**Task to carry out**
Report back each line of the records that contains the string "color".

**Extracted entries**
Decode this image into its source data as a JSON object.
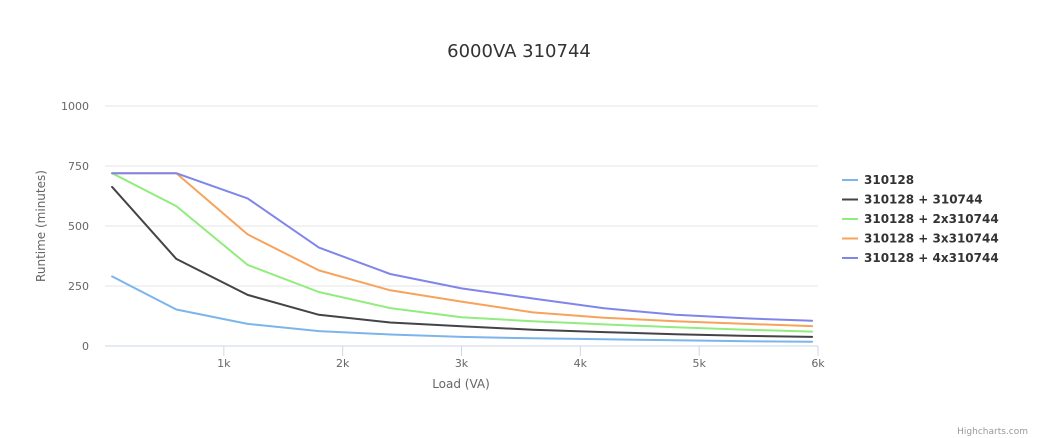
{
  "chart_data": {
    "type": "line",
    "title": "6000VA 310744",
    "xlabel": "Load (VA)",
    "ylabel": "Runtime (minutes)",
    "xlim": [
      0,
      6000
    ],
    "ylim": [
      0,
      1000
    ],
    "x_ticks": [
      1000,
      2000,
      3000,
      4000,
      5000,
      6000
    ],
    "x_tick_labels": [
      "1k",
      "2k",
      "3k",
      "4k",
      "5k",
      "6k"
    ],
    "y_ticks": [
      0,
      250,
      500,
      750,
      1000
    ],
    "y_tick_labels": [
      "0",
      "250",
      "500",
      "750",
      "1000"
    ],
    "grid": true,
    "legend_position": "right",
    "x": [
      60,
      600,
      1200,
      1800,
      2400,
      3000,
      3600,
      4200,
      4800,
      5400,
      5950
    ],
    "series": [
      {
        "name": "310128",
        "color": "#7cb5ec",
        "values": [
          290,
          152,
          92,
          62,
          48,
          38,
          32,
          28,
          24,
          20,
          18
        ]
      },
      {
        "name": "310128 + 310744",
        "color": "#434348",
        "values": [
          663,
          363,
          213,
          130,
          98,
          82,
          68,
          58,
          49,
          42,
          38
        ]
      },
      {
        "name": "310128 + 2x310744",
        "color": "#90ed7d",
        "values": [
          720,
          583,
          338,
          225,
          158,
          120,
          103,
          90,
          78,
          68,
          60
        ]
      },
      {
        "name": "310128 + 3x310744",
        "color": "#f7a35c",
        "values": [
          720,
          720,
          465,
          315,
          232,
          185,
          140,
          118,
          103,
          92,
          83
        ]
      },
      {
        "name": "310128 + 4x310744",
        "color": "#8085e9",
        "values": [
          720,
          720,
          615,
          410,
          300,
          240,
          198,
          157,
          130,
          115,
          105
        ]
      }
    ]
  },
  "credits": "Highcharts.com"
}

**Complete response**
        "color": "#7cb5ec",
        "color": "#434348",
        "color": "#90ed7d",
        "color": "#f7a35c",
        "color": "#8085e9",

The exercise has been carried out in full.